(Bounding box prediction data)
┌──
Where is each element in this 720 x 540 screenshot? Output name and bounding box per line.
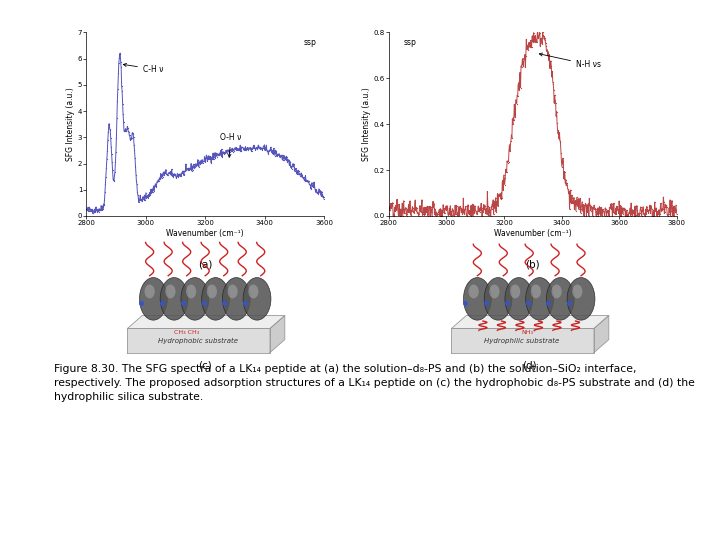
Polygon shape xyxy=(270,315,285,353)
Text: C-H ν: C-H ν xyxy=(123,63,163,73)
Ellipse shape xyxy=(202,278,230,320)
Ellipse shape xyxy=(181,278,209,320)
Ellipse shape xyxy=(228,285,238,299)
Polygon shape xyxy=(127,315,285,328)
Text: Hydrophobic substrate: Hydrophobic substrate xyxy=(158,338,238,343)
Ellipse shape xyxy=(140,278,167,320)
Ellipse shape xyxy=(207,285,217,299)
Ellipse shape xyxy=(464,278,491,320)
Text: Figure 8.30. The SFG spectra of a LK₁₄ peptide at (a) the solution–d₈-PS and (b): Figure 8.30. The SFG spectra of a LK₁₄ p… xyxy=(54,364,695,402)
Y-axis label: SFG Intensity (a.u.): SFG Intensity (a.u.) xyxy=(66,87,75,161)
Ellipse shape xyxy=(161,278,188,320)
Text: NH₃⁺: NH₃⁺ xyxy=(521,330,537,335)
Text: Hydrophilic substrate: Hydrophilic substrate xyxy=(484,338,559,343)
Text: CH₃ CH₃: CH₃ CH₃ xyxy=(174,330,199,335)
Ellipse shape xyxy=(552,285,562,299)
Text: (a): (a) xyxy=(198,259,212,269)
X-axis label: Wavenumber (cm⁻¹): Wavenumber (cm⁻¹) xyxy=(494,229,572,238)
Ellipse shape xyxy=(145,285,155,299)
Ellipse shape xyxy=(510,285,521,299)
Ellipse shape xyxy=(572,285,582,299)
Ellipse shape xyxy=(567,278,595,320)
Polygon shape xyxy=(451,315,609,328)
Ellipse shape xyxy=(186,285,197,299)
Ellipse shape xyxy=(248,285,258,299)
Text: O-H ν: O-H ν xyxy=(220,133,241,157)
Text: (b): (b) xyxy=(526,259,540,269)
Text: N-H νs: N-H νs xyxy=(539,53,601,69)
X-axis label: Wavenumber (cm⁻¹): Wavenumber (cm⁻¹) xyxy=(166,229,244,238)
Ellipse shape xyxy=(526,278,554,320)
Polygon shape xyxy=(594,315,609,353)
Text: (c): (c) xyxy=(198,361,212,370)
Ellipse shape xyxy=(531,285,541,299)
Text: ssp: ssp xyxy=(403,38,416,47)
Ellipse shape xyxy=(469,285,479,299)
Ellipse shape xyxy=(505,278,533,320)
Polygon shape xyxy=(451,328,594,353)
Polygon shape xyxy=(127,328,270,353)
Ellipse shape xyxy=(243,278,271,320)
Text: ssp: ssp xyxy=(304,38,317,47)
Ellipse shape xyxy=(485,278,512,320)
Ellipse shape xyxy=(546,278,574,320)
Y-axis label: SFG Intensity (a.u.): SFG Intensity (a.u.) xyxy=(361,87,371,161)
Text: (d): (d) xyxy=(522,361,536,370)
Ellipse shape xyxy=(490,285,500,299)
Ellipse shape xyxy=(166,285,176,299)
Ellipse shape xyxy=(222,278,250,320)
└──
▶ **Exercise instructions**: Every line of the data should be copied as it stands, without the images.

▶ **Response below**:
Where is each element in this 720 x 540 screenshot? Output name and bounding box per line.
Polygon shape xyxy=(270,315,285,353)
Text: C-H ν: C-H ν xyxy=(123,63,163,73)
Ellipse shape xyxy=(202,278,230,320)
Ellipse shape xyxy=(181,278,209,320)
Ellipse shape xyxy=(228,285,238,299)
Polygon shape xyxy=(127,315,285,328)
Text: Hydrophobic substrate: Hydrophobic substrate xyxy=(158,338,238,343)
Ellipse shape xyxy=(140,278,167,320)
Ellipse shape xyxy=(207,285,217,299)
Ellipse shape xyxy=(464,278,491,320)
Text: Figure 8.30. The SFG spectra of a LK₁₄ peptide at (a) the solution–d₈-PS and (b): Figure 8.30. The SFG spectra of a LK₁₄ p… xyxy=(54,364,695,402)
Y-axis label: SFG Intensity (a.u.): SFG Intensity (a.u.) xyxy=(66,87,75,161)
Ellipse shape xyxy=(161,278,188,320)
Text: NH₃⁺: NH₃⁺ xyxy=(521,330,537,335)
Text: Hydrophilic substrate: Hydrophilic substrate xyxy=(484,338,559,343)
Text: CH₃ CH₃: CH₃ CH₃ xyxy=(174,330,199,335)
Ellipse shape xyxy=(552,285,562,299)
Text: (a): (a) xyxy=(198,259,212,269)
X-axis label: Wavenumber (cm⁻¹): Wavenumber (cm⁻¹) xyxy=(494,229,572,238)
Ellipse shape xyxy=(145,285,155,299)
Ellipse shape xyxy=(510,285,521,299)
Ellipse shape xyxy=(572,285,582,299)
Ellipse shape xyxy=(567,278,595,320)
Polygon shape xyxy=(451,315,609,328)
Ellipse shape xyxy=(186,285,197,299)
Ellipse shape xyxy=(248,285,258,299)
Text: O-H ν: O-H ν xyxy=(220,133,241,157)
Text: (b): (b) xyxy=(526,259,540,269)
Text: N-H νs: N-H νs xyxy=(539,53,601,69)
X-axis label: Wavenumber (cm⁻¹): Wavenumber (cm⁻¹) xyxy=(166,229,244,238)
Ellipse shape xyxy=(526,278,554,320)
Polygon shape xyxy=(594,315,609,353)
Text: (c): (c) xyxy=(198,361,212,370)
Ellipse shape xyxy=(531,285,541,299)
Text: ssp: ssp xyxy=(403,38,416,47)
Ellipse shape xyxy=(469,285,479,299)
Ellipse shape xyxy=(505,278,533,320)
Polygon shape xyxy=(451,328,594,353)
Polygon shape xyxy=(127,328,270,353)
Ellipse shape xyxy=(243,278,271,320)
Text: ssp: ssp xyxy=(304,38,317,47)
Ellipse shape xyxy=(485,278,512,320)
Ellipse shape xyxy=(546,278,574,320)
Y-axis label: SFG Intensity (a.u.): SFG Intensity (a.u.) xyxy=(361,87,371,161)
Text: (d): (d) xyxy=(522,361,536,370)
Ellipse shape xyxy=(490,285,500,299)
Ellipse shape xyxy=(166,285,176,299)
Ellipse shape xyxy=(222,278,250,320)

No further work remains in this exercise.